## The exercise
Examine each line of the data. Copy those that contain the string "here".

--------------------

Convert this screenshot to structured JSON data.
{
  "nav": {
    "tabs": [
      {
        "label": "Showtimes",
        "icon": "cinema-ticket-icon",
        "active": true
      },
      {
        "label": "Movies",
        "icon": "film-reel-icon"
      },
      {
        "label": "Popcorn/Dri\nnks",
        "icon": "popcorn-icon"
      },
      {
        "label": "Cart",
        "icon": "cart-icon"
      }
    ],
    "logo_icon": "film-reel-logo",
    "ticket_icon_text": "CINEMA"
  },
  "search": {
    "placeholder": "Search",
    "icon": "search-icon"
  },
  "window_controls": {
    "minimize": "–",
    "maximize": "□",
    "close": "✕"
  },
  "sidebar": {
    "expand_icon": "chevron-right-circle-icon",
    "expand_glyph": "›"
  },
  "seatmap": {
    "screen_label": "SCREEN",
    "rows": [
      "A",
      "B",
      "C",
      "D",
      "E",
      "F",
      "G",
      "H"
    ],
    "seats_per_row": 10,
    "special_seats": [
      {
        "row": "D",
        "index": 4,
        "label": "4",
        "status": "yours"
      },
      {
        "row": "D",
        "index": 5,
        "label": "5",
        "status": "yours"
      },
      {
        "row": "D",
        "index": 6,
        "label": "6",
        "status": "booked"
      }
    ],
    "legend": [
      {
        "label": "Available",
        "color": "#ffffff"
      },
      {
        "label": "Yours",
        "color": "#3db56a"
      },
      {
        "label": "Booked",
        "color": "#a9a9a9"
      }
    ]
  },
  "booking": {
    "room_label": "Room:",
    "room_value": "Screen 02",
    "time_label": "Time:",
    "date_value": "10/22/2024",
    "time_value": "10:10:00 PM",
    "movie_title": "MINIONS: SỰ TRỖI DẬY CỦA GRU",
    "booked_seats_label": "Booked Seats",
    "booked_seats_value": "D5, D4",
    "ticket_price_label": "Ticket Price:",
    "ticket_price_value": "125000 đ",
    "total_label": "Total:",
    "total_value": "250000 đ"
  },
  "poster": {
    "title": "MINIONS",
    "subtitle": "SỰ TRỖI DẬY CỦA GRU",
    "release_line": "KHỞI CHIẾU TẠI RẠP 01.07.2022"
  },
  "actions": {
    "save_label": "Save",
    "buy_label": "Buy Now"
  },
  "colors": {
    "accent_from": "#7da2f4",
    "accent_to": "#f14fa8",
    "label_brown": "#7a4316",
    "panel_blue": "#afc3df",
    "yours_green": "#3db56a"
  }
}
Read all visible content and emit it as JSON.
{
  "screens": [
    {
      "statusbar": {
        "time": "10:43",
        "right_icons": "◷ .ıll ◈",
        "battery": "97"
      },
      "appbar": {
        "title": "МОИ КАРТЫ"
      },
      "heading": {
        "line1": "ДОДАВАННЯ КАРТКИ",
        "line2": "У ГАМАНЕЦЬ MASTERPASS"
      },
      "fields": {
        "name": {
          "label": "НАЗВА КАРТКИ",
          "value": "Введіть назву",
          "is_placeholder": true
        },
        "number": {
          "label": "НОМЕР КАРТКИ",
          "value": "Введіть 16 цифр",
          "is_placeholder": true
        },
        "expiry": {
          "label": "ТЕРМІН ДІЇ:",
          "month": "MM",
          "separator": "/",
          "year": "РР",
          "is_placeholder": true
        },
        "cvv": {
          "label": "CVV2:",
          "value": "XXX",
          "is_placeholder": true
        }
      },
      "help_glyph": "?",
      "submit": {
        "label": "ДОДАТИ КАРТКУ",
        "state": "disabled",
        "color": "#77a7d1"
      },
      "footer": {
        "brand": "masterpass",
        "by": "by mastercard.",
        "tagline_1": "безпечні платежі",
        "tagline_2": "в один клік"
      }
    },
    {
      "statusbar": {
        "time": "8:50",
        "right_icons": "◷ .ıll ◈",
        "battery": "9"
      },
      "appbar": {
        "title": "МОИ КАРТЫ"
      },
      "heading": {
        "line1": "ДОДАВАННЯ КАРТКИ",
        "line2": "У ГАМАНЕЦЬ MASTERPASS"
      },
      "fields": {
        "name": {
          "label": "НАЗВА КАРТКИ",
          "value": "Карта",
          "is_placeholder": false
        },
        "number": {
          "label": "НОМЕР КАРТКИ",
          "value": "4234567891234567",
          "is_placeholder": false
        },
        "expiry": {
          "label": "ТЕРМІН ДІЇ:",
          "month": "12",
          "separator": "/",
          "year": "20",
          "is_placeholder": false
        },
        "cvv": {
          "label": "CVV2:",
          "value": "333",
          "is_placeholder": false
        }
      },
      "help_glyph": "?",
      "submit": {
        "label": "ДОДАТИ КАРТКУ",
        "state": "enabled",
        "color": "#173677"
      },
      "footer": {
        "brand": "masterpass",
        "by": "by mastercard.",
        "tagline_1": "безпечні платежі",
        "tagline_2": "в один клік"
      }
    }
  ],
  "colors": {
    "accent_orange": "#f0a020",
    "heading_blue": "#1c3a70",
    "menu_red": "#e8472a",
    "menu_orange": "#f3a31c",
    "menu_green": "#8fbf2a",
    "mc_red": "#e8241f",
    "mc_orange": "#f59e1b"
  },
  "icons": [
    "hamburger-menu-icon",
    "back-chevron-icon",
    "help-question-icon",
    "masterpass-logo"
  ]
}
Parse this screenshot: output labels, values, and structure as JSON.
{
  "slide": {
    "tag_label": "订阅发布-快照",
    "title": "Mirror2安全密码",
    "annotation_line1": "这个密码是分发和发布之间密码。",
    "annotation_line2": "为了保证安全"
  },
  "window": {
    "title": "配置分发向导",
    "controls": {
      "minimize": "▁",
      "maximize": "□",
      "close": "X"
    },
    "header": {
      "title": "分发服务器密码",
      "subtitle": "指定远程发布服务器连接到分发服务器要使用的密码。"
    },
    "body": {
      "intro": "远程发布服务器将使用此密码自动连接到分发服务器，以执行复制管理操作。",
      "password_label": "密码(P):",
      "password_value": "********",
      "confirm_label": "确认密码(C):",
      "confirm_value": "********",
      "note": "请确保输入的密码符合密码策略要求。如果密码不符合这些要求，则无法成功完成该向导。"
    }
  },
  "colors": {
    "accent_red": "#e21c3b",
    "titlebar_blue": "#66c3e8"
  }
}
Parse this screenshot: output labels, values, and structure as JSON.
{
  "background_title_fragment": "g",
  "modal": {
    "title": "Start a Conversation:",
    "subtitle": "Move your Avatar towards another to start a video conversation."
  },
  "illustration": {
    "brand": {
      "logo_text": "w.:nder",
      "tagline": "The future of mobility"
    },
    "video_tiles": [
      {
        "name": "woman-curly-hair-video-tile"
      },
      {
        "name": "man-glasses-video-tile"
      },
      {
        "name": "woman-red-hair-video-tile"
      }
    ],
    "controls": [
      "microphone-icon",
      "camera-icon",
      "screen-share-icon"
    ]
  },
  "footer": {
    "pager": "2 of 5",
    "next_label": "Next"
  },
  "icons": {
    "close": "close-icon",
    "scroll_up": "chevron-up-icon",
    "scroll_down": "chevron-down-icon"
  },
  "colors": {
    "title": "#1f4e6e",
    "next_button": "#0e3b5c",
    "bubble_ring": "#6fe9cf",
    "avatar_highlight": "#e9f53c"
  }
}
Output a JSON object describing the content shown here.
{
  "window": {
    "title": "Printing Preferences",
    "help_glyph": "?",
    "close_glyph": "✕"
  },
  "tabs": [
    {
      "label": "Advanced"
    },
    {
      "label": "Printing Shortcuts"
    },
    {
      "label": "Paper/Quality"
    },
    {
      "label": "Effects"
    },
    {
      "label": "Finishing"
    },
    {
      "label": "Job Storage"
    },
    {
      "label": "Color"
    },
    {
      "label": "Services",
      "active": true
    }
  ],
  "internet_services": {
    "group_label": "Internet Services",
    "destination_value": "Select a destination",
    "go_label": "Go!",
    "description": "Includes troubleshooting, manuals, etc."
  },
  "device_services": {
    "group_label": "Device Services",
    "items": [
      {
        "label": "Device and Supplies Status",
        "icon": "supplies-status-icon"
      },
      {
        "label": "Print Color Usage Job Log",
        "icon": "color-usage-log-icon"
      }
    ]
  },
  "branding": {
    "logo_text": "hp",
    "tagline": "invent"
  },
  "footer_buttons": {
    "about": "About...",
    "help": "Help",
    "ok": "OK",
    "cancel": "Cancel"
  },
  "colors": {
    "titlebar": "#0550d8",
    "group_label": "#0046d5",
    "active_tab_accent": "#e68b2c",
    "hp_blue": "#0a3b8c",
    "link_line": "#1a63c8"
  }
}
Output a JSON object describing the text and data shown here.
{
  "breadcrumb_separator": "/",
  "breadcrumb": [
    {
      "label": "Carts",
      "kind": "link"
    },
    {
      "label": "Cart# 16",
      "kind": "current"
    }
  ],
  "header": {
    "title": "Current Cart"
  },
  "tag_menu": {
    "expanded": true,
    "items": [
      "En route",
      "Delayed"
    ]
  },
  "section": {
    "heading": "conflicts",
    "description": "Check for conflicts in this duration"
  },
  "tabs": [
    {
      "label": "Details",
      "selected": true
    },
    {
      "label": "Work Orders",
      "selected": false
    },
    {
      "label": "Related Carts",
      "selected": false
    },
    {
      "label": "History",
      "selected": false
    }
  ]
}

--------------------

## Written reply
Output a JSON object describing the content shown here.
Output a JSON object describing the text and data shown here.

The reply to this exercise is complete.